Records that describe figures
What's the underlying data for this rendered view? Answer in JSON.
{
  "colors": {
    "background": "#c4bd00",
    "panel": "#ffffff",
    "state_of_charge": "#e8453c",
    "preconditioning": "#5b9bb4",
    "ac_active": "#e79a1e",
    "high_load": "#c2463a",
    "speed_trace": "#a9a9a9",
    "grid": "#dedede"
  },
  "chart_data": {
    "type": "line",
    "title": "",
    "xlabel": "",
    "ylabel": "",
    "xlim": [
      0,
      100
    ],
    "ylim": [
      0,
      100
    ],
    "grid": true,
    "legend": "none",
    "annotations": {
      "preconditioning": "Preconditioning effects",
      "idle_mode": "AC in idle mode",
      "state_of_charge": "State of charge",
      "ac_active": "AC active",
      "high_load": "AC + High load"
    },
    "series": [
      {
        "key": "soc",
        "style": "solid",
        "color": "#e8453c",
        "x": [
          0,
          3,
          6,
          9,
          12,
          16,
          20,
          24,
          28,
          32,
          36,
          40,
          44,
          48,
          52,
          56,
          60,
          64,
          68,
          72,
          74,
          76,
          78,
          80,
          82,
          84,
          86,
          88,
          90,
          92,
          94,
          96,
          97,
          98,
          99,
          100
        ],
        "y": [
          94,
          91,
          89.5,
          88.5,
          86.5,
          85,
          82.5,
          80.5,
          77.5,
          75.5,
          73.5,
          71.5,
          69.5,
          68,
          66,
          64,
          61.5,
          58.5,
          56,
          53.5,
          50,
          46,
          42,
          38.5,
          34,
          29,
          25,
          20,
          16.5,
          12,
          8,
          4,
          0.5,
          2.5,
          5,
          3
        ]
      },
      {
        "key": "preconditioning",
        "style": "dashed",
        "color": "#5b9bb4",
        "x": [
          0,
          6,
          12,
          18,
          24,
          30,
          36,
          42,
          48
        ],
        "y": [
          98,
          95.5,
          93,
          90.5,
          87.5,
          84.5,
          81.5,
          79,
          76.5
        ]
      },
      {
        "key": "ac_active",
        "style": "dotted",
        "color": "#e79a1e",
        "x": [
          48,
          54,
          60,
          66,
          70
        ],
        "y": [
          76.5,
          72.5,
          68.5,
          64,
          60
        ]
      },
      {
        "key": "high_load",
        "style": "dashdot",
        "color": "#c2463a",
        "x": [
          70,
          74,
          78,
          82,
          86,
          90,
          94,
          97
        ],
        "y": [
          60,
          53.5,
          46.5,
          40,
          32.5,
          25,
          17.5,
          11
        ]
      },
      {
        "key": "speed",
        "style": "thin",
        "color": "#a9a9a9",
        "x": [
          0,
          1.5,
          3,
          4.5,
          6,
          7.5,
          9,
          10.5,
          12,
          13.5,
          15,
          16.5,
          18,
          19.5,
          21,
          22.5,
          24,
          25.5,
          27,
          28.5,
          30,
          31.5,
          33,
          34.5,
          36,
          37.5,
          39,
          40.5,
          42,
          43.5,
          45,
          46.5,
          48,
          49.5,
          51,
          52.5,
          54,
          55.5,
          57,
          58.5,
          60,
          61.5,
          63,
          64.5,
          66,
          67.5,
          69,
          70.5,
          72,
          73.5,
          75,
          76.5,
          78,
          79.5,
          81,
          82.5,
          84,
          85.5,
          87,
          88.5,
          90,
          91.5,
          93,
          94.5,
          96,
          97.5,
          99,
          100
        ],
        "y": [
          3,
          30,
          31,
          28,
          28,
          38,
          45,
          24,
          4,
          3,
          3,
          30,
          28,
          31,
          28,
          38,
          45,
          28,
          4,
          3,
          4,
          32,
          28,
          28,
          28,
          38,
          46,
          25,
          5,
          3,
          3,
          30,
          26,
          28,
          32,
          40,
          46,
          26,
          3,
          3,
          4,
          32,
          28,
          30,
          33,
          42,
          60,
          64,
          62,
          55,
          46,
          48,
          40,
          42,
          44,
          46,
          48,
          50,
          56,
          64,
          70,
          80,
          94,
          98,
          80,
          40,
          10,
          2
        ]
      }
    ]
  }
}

Short exercise. Repeat every line of the material exactly as given.

Result.
What's the underlying data for this rendered view? Answer in JSON.
{
  "colors": {
    "background": "#c4bd00",
    "panel": "#ffffff",
    "state_of_charge": "#e8453c",
    "preconditioning": "#5b9bb4",
    "ac_active": "#e79a1e",
    "high_load": "#c2463a",
    "speed_trace": "#a9a9a9",
    "grid": "#dedede"
  },
  "chart_data": {
    "type": "line",
    "title": "",
    "xlabel": "",
    "ylabel": "",
    "xlim": [
      0,
      100
    ],
    "ylim": [
      0,
      100
    ],
    "grid": true,
    "legend": "none",
    "annotations": {
      "preconditioning": "Preconditioning effects",
      "idle_mode": "AC in idle mode",
      "state_of_charge": "State of charge",
      "ac_active": "AC active",
      "high_load": "AC + High load"
    },
    "series": [
      {
        "key": "soc",
        "style": "solid",
        "color": "#e8453c",
        "x": [
          0,
          3,
          6,
          9,
          12,
          16,
          20,
          24,
          28,
          32,
          36,
          40,
          44,
          48,
          52,
          56,
          60,
          64,
          68,
          72,
          74,
          76,
          78,
          80,
          82,
          84,
          86,
          88,
          90,
          92,
          94,
          96,
          97,
          98,
          99,
          100
        ],
        "y": [
          94,
          91,
          89.5,
          88.5,
          86.5,
          85,
          82.5,
          80.5,
          77.5,
          75.5,
          73.5,
          71.5,
          69.5,
          68,
          66,
          64,
          61.5,
          58.5,
          56,
          53.5,
          50,
          46,
          42,
          38.5,
          34,
          29,
          25,
          20,
          16.5,
          12,
          8,
          4,
          0.5,
          2.5,
          5,
          3
        ]
      },
      {
        "key": "preconditioning",
        "style": "dashed",
        "color": "#5b9bb4",
        "x": [
          0,
          6,
          12,
          18,
          24,
          30,
          36,
          42,
          48
        ],
        "y": [
          98,
          95.5,
          93,
          90.5,
          87.5,
          84.5,
          81.5,
          79,
          76.5
        ]
      },
      {
        "key": "ac_active",
        "style": "dotted",
        "color": "#e79a1e",
        "x": [
          48,
          54,
          60,
          66,
          70
        ],
        "y": [
          76.5,
          72.5,
          68.5,
          64,
          60
        ]
      },
      {
        "key": "high_load",
        "style": "dashdot",
        "color": "#c2463a",
        "x": [
          70,
          74,
          78,
          82,
          86,
          90,
          94,
          97
        ],
        "y": [
          60,
          53.5,
          46.5,
          40,
          32.5,
          25,
          17.5,
          11
        ]
      },
      {
        "key": "speed",
        "style": "thin",
        "color": "#a9a9a9",
        "x": [
          0,
          1.5,
          3,
          4.5,
          6,
          7.5,
          9,
          10.5,
          12,
          13.5,
          15,
          16.5,
          18,
          19.5,
          21,
          22.5,
          24,
          25.5,
          27,
          28.5,
          30,
          31.5,
          33,
          34.5,
          36,
          37.5,
          39,
          40.5,
          42,
          43.5,
          45,
          46.5,
          48,
          49.5,
          51,
          52.5,
          54,
          55.5,
          57,
          58.5,
          60,
          61.5,
          63,
          64.5,
          66,
          67.5,
          69,
          70.5,
          72,
          73.5,
          75,
          76.5,
          78,
          79.5,
          81,
          82.5,
          84,
          85.5,
          87,
          88.5,
          90,
          91.5,
          93,
          94.5,
          96,
          97.5,
          99,
          100
        ],
        "y": [
          3,
          30,
          31,
          28,
          28,
          38,
          45,
          24,
          4,
          3,
          3,
          30,
          28,
          31,
          28,
          38,
          45,
          28,
          4,
          3,
          4,
          32,
          28,
          28,
          28,
          38,
          46,
          25,
          5,
          3,
          3,
          30,
          26,
          28,
          32,
          40,
          46,
          26,
          3,
          3,
          4,
          32,
          28,
          30,
          33,
          42,
          60,
          64,
          62,
          55,
          46,
          48,
          40,
          42,
          44,
          46,
          48,
          50,
          56,
          64,
          70,
          80,
          94,
          98,
          80,
          40,
          10,
          2
        ]
      }
    ]
  }
}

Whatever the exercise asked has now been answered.